YOUR TASK:
Wherever the string "color" appears, copy the whole line.

SUPPLIED RECORDS:
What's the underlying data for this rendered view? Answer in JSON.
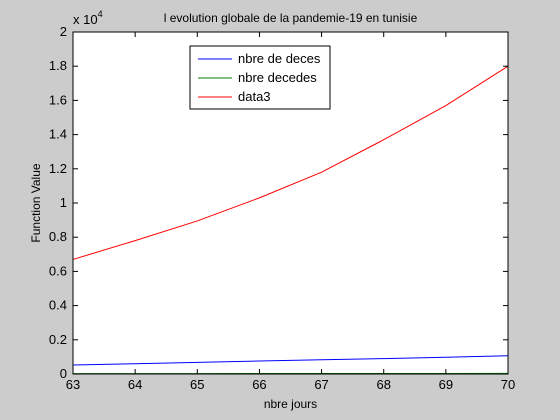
{
  "chart_data": {
    "type": "line",
    "title": "l evolution globale de la pandemie-19 en tunisie",
    "xlabel": "nbre jours",
    "ylabel": "Function Value",
    "y_multiplier_label": "x 10",
    "y_multiplier_exponent": "4",
    "xlim": [
      63,
      70
    ],
    "ylim": [
      0,
      20000
    ],
    "x_ticks": [
      "63",
      "64",
      "65",
      "66",
      "67",
      "68",
      "69",
      "70"
    ],
    "y_ticks": [
      "0",
      "0.2",
      "0.4",
      "0.6",
      "0.8",
      "1",
      "1.2",
      "1.4",
      "1.6",
      "1.8",
      "2"
    ],
    "grid": false,
    "legend_position": "top-center",
    "x": [
      63,
      64,
      65,
      66,
      67,
      68,
      69,
      70
    ],
    "series": [
      {
        "name": "nbre de deces",
        "color": "#0000ff",
        "values": [
          530,
          600,
          680,
          760,
          830,
          900,
          980,
          1070
        ]
      },
      {
        "name": "nbre decedes",
        "color": "#008000",
        "values": [
          20,
          22,
          24,
          26,
          28,
          30,
          32,
          34
        ]
      },
      {
        "name": "data3",
        "color": "#ff0000",
        "values": [
          6700,
          7800,
          8950,
          10300,
          11800,
          13700,
          15700,
          18000
        ]
      }
    ]
  }
}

TASK ANSWER:
        "color": "#0000ff",
        "color": "#008000",
        "color": "#ff0000",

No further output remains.